*Your instructions*:
Give all of the lines again exactly as they read.

Dataset listings of figures:
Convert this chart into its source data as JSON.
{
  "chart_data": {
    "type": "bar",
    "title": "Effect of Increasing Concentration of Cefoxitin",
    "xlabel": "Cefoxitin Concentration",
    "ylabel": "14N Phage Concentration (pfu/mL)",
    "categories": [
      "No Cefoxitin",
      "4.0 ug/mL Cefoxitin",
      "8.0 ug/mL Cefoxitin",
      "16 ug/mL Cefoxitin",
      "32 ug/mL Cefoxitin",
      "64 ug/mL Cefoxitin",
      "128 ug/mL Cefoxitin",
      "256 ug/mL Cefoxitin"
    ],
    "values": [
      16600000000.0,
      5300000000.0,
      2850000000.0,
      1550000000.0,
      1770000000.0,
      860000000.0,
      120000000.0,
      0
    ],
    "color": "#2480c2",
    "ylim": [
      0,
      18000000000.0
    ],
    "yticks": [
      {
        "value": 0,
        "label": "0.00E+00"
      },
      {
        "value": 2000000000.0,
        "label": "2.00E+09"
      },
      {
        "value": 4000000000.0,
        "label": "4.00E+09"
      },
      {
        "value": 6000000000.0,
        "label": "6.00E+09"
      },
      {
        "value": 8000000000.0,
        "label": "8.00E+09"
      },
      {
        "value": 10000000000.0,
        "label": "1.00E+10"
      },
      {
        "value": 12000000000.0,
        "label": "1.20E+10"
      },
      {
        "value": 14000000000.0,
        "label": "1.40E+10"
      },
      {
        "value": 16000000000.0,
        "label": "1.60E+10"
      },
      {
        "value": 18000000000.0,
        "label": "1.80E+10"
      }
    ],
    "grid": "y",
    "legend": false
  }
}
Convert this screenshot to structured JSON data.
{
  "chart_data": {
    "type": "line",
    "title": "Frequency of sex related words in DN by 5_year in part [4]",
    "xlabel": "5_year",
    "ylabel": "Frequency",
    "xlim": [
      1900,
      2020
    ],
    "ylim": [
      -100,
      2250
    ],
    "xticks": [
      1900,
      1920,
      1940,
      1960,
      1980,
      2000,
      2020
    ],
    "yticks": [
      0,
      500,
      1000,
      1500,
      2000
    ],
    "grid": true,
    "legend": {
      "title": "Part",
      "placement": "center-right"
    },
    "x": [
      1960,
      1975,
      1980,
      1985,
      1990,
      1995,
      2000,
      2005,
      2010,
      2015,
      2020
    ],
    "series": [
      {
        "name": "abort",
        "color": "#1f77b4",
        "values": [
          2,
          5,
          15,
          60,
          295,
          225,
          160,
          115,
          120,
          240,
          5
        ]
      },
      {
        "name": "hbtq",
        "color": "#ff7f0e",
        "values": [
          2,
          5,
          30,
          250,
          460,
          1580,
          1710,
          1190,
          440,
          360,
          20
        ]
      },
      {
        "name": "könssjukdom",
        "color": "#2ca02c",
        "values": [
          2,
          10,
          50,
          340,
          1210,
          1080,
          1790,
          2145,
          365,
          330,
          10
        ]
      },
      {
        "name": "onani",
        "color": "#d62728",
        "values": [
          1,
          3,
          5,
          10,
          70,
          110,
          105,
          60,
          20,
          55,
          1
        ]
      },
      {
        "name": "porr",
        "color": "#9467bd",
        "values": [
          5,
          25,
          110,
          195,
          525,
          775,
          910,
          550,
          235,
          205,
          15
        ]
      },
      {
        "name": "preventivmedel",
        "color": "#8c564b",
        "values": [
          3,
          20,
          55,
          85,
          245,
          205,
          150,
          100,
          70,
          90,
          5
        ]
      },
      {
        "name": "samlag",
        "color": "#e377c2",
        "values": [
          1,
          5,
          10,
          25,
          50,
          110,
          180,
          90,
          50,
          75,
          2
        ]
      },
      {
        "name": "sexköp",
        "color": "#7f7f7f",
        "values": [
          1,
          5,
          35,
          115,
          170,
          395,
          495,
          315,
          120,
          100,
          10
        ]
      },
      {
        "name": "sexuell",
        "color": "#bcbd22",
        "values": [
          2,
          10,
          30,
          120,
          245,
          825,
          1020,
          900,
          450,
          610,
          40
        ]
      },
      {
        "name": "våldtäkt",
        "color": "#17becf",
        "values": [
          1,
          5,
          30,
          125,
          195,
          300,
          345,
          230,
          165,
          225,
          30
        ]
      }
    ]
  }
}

*Answer to the task*:
Convert this chart into its source data as JSON.
{
  "chart_data": {
    "type": "bar",
    "title": "Effect of Increasing Concentration of Cefoxitin",
    "xlabel": "Cefoxitin Concentration",
    "ylabel": "14N Phage Concentration (pfu/mL)",
    "categories": [
      "No Cefoxitin",
      "4.0 ug/mL Cefoxitin",
      "8.0 ug/mL Cefoxitin",
      "16 ug/mL Cefoxitin",
      "32 ug/mL Cefoxitin",
      "64 ug/mL Cefoxitin",
      "128 ug/mL Cefoxitin",
      "256 ug/mL Cefoxitin"
    ],
    "values": [
      16600000000.0,
      5300000000.0,
      2850000000.0,
      1550000000.0,
      1770000000.0,
      860000000.0,
      120000000.0,
      0
    ],
    "color": "#2480c2",
    "ylim": [
      0,
      18000000000.0
    ],
    "yticks": [
      {
        "value": 0,
        "label": "0.00E+00"
      },
      {
        "value": 2000000000.0,
        "label": "2.00E+09"
      },
      {
        "value": 4000000000.0,
        "label": "4.00E+09"
      },
      {
        "value": 6000000000.0,
        "label": "6.00E+09"
      },
      {
        "value": 8000000000.0,
        "label": "8.00E+09"
      },
      {
        "value": 10000000000.0,
        "label": "1.00E+10"
      },
      {
        "value": 12000000000.0,
        "label": "1.20E+10"
      },
      {
        "value": 14000000000.0,
        "label": "1.40E+10"
      },
      {
        "value": 16000000000.0,
        "label": "1.60E+10"
      },
      {
        "value": 18000000000.0,
        "label": "1.80E+10"
      }
    ],
    "grid": "y",
    "legend": false
  }
}
Convert this screenshot to structured JSON data.
{
  "chart_data": {
    "type": "line",
    "title": "Frequency of sex related words in DN by 5_year in part [4]",
    "xlabel": "5_year",
    "ylabel": "Frequency",
    "xlim": [
      1900,
      2020
    ],
    "ylim": [
      -100,
      2250
    ],
    "xticks": [
      1900,
      1920,
      1940,
      1960,
      1980,
      2000,
      2020
    ],
    "yticks": [
      0,
      500,
      1000,
      1500,
      2000
    ],
    "grid": true,
    "legend": {
      "title": "Part",
      "placement": "center-right"
    },
    "x": [
      1960,
      1975,
      1980,
      1985,
      1990,
      1995,
      2000,
      2005,
      2010,
      2015,
      2020
    ],
    "series": [
      {
        "name": "abort",
        "color": "#1f77b4",
        "values": [
          2,
          5,
          15,
          60,
          295,
          225,
          160,
          115,
          120,
          240,
          5
        ]
      },
      {
        "name": "hbtq",
        "color": "#ff7f0e",
        "values": [
          2,
          5,
          30,
          250,
          460,
          1580,
          1710,
          1190,
          440,
          360,
          20
        ]
      },
      {
        "name": "könssjukdom",
        "color": "#2ca02c",
        "values": [
          2,
          10,
          50,
          340,
          1210,
          1080,
          1790,
          2145,
          365,
          330,
          10
        ]
      },
      {
        "name": "onani",
        "color": "#d62728",
        "values": [
          1,
          3,
          5,
          10,
          70,
          110,
          105,
          60,
          20,
          55,
          1
        ]
      },
      {
        "name": "porr",
        "color": "#9467bd",
        "values": [
          5,
          25,
          110,
          195,
          525,
          775,
          910,
          550,
          235,
          205,
          15
        ]
      },
      {
        "name": "preventivmedel",
        "color": "#8c564b",
        "values": [
          3,
          20,
          55,
          85,
          245,
          205,
          150,
          100,
          70,
          90,
          5
        ]
      },
      {
        "name": "samlag",
        "color": "#e377c2",
        "values": [
          1,
          5,
          10,
          25,
          50,
          110,
          180,
          90,
          50,
          75,
          2
        ]
      },
      {
        "name": "sexköp",
        "color": "#7f7f7f",
        "values": [
          1,
          5,
          35,
          115,
          170,
          395,
          495,
          315,
          120,
          100,
          10
        ]
      },
      {
        "name": "sexuell",
        "color": "#bcbd22",
        "values": [
          2,
          10,
          30,
          120,
          245,
          825,
          1020,
          900,
          450,
          610,
          40
        ]
      },
      {
        "name": "våldtäkt",
        "color": "#17becf",
        "values": [
          1,
          5,
          30,
          125,
          195,
          300,
          345,
          230,
          165,
          225,
          30
        ]
      }
    ]
  }
}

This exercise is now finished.